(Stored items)
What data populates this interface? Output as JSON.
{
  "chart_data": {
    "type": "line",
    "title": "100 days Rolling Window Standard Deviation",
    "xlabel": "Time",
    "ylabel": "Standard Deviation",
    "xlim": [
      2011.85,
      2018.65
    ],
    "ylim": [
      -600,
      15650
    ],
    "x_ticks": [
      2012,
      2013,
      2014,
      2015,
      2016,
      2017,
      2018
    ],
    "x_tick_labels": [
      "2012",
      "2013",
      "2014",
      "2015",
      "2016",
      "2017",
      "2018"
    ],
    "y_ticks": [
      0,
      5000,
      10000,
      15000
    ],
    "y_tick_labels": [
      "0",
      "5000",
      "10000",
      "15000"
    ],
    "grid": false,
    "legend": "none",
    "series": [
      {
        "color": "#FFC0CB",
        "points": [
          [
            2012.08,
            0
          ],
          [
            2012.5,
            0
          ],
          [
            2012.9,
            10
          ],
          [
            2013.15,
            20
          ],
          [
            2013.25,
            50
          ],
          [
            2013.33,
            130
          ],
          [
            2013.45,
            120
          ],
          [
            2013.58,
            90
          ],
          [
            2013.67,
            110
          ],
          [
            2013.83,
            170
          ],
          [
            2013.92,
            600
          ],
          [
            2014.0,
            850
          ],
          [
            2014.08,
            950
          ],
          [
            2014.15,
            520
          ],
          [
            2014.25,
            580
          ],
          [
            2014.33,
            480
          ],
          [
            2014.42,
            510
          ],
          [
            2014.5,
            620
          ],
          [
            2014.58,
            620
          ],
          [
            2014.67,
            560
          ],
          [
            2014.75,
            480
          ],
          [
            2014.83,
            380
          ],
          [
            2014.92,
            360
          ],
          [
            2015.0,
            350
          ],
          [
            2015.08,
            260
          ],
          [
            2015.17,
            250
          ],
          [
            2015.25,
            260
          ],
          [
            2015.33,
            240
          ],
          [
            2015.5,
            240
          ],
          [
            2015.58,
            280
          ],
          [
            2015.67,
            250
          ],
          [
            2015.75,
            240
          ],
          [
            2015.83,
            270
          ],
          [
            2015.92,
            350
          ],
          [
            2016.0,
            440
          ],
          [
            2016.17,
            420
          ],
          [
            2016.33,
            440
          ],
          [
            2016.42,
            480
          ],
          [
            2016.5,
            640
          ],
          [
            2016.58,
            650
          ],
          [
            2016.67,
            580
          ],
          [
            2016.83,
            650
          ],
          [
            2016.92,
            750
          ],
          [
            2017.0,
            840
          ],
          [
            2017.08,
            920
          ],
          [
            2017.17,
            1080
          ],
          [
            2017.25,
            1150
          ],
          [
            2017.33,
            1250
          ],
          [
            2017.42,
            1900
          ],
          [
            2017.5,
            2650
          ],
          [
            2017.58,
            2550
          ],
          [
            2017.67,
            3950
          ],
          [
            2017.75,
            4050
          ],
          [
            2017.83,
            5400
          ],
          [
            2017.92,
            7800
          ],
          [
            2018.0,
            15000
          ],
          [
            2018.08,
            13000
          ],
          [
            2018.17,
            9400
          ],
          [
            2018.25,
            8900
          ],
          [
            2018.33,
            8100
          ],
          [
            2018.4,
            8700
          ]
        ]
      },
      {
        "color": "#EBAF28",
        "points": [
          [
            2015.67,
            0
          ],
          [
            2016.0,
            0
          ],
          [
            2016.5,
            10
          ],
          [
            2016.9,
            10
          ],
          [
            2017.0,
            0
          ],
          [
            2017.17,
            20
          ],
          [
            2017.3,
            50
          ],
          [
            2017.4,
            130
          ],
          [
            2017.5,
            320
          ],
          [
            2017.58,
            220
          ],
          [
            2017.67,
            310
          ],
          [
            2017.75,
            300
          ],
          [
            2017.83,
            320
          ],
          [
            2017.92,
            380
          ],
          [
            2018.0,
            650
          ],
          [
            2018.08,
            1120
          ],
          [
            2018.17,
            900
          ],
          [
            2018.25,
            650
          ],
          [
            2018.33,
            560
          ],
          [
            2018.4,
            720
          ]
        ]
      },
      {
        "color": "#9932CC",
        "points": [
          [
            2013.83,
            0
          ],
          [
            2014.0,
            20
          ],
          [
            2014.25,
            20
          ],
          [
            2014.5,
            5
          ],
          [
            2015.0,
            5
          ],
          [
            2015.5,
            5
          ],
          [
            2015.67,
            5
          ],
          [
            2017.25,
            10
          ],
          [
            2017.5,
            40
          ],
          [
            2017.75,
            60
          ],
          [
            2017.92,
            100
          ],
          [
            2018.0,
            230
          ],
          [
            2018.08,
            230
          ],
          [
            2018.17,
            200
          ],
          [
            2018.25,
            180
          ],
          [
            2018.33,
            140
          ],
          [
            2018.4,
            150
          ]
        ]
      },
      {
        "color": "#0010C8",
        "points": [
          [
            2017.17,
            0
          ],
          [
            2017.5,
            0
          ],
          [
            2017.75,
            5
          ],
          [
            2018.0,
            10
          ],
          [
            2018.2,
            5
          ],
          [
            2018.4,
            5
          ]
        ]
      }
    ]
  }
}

> _Given request_
Which lines include "Deviation"? Copy each of them out.

> _Answer to the problem_
    "title": "100 days Rolling Window Standard Deviation",
    "ylabel": "Standard Deviation",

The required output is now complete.